■ Exercise instructions
The records below should be written out again, exactly.

——————

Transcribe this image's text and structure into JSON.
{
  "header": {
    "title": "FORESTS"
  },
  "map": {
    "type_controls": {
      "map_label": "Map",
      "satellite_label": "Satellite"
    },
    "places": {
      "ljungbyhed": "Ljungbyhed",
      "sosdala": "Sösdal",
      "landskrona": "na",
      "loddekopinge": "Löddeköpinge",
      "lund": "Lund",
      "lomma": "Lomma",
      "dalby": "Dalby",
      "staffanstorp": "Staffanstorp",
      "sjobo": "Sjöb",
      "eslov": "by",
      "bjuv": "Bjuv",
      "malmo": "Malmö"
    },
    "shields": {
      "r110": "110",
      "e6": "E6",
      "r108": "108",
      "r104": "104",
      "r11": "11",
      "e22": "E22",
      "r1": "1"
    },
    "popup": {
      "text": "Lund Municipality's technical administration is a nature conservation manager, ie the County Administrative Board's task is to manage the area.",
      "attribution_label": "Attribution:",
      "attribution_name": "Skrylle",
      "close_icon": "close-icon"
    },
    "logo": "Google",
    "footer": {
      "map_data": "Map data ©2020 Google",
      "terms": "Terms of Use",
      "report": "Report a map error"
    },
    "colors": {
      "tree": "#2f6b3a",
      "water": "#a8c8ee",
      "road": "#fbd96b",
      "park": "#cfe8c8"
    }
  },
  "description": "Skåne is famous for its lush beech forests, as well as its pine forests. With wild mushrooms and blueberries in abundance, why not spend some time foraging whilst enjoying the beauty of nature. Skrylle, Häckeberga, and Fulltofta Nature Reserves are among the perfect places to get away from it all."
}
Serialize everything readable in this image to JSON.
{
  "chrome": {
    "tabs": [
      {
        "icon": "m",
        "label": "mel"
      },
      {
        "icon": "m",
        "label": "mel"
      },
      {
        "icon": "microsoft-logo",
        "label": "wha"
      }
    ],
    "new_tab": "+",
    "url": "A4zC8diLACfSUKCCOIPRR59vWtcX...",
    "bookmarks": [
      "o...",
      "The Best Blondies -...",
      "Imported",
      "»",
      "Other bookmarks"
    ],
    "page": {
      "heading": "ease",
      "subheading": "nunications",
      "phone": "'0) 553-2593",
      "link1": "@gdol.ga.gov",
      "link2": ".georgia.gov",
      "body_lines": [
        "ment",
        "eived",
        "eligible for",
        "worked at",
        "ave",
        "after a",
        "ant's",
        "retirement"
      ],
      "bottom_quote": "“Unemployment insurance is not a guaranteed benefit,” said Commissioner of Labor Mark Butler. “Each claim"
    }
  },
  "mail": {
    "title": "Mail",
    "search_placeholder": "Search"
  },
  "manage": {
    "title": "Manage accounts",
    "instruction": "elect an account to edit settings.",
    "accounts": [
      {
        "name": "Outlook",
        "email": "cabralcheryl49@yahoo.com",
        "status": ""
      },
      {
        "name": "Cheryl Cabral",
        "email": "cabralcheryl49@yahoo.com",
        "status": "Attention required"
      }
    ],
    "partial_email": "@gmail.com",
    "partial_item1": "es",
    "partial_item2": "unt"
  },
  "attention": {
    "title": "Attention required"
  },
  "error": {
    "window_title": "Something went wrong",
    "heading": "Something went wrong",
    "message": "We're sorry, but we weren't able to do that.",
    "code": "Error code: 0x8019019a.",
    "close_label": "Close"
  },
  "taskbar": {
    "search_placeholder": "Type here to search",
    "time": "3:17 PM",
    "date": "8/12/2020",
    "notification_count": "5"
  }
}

——————

■ Solution for this task
Transcribe this image's text and structure into JSON.
{
  "header": {
    "title": "FORESTS"
  },
  "map": {
    "type_controls": {
      "map_label": "Map",
      "satellite_label": "Satellite"
    },
    "places": {
      "ljungbyhed": "Ljungbyhed",
      "sosdala": "Sösdal",
      "landskrona": "na",
      "loddekopinge": "Löddeköpinge",
      "lund": "Lund",
      "lomma": "Lomma",
      "dalby": "Dalby",
      "staffanstorp": "Staffanstorp",
      "sjobo": "Sjöb",
      "eslov": "by",
      "bjuv": "Bjuv",
      "malmo": "Malmö"
    },
    "shields": {
      "r110": "110",
      "e6": "E6",
      "r108": "108",
      "r104": "104",
      "r11": "11",
      "e22": "E22",
      "r1": "1"
    },
    "popup": {
      "text": "Lund Municipality's technical administration is a nature conservation manager, ie the County Administrative Board's task is to manage the area.",
      "attribution_label": "Attribution:",
      "attribution_name": "Skrylle",
      "close_icon": "close-icon"
    },
    "logo": "Google",
    "footer": {
      "map_data": "Map data ©2020 Google",
      "terms": "Terms of Use",
      "report": "Report a map error"
    },
    "colors": {
      "tree": "#2f6b3a",
      "water": "#a8c8ee",
      "road": "#fbd96b",
      "park": "#cfe8c8"
    }
  },
  "description": "Skåne is famous for its lush beech forests, as well as its pine forests. With wild mushrooms and blueberries in abundance, why not spend some time foraging whilst enjoying the beauty of nature. Skrylle, Häckeberga, and Fulltofta Nature Reserves are among the perfect places to get away from it all."
}
Serialize everything readable in this image to JSON.
{
  "chrome": {
    "tabs": [
      {
        "icon": "m",
        "label": "mel"
      },
      {
        "icon": "m",
        "label": "mel"
      },
      {
        "icon": "microsoft-logo",
        "label": "wha"
      }
    ],
    "new_tab": "+",
    "url": "A4zC8diLACfSUKCCOIPRR59vWtcX...",
    "bookmarks": [
      "o...",
      "The Best Blondies -...",
      "Imported",
      "»",
      "Other bookmarks"
    ],
    "page": {
      "heading": "ease",
      "subheading": "nunications",
      "phone": "'0) 553-2593",
      "link1": "@gdol.ga.gov",
      "link2": ".georgia.gov",
      "body_lines": [
        "ment",
        "eived",
        "eligible for",
        "worked at",
        "ave",
        "after a",
        "ant's",
        "retirement"
      ],
      "bottom_quote": "“Unemployment insurance is not a guaranteed benefit,” said Commissioner of Labor Mark Butler. “Each claim"
    }
  },
  "mail": {
    "title": "Mail",
    "search_placeholder": "Search"
  },
  "manage": {
    "title": "Manage accounts",
    "instruction": "elect an account to edit settings.",
    "accounts": [
      {
        "name": "Outlook",
        "email": "cabralcheryl49@yahoo.com",
        "status": ""
      },
      {
        "name": "Cheryl Cabral",
        "email": "cabralcheryl49@yahoo.com",
        "status": "Attention required"
      }
    ],
    "partial_email": "@gmail.com",
    "partial_item1": "es",
    "partial_item2": "unt"
  },
  "attention": {
    "title": "Attention required"
  },
  "error": {
    "window_title": "Something went wrong",
    "heading": "Something went wrong",
    "message": "We're sorry, but we weren't able to do that.",
    "code": "Error code: 0x8019019a.",
    "close_label": "Close"
  },
  "taskbar": {
    "search_placeholder": "Type here to search",
    "time": "3:17 PM",
    "date": "8/12/2020",
    "notification_count": "5"
  }
}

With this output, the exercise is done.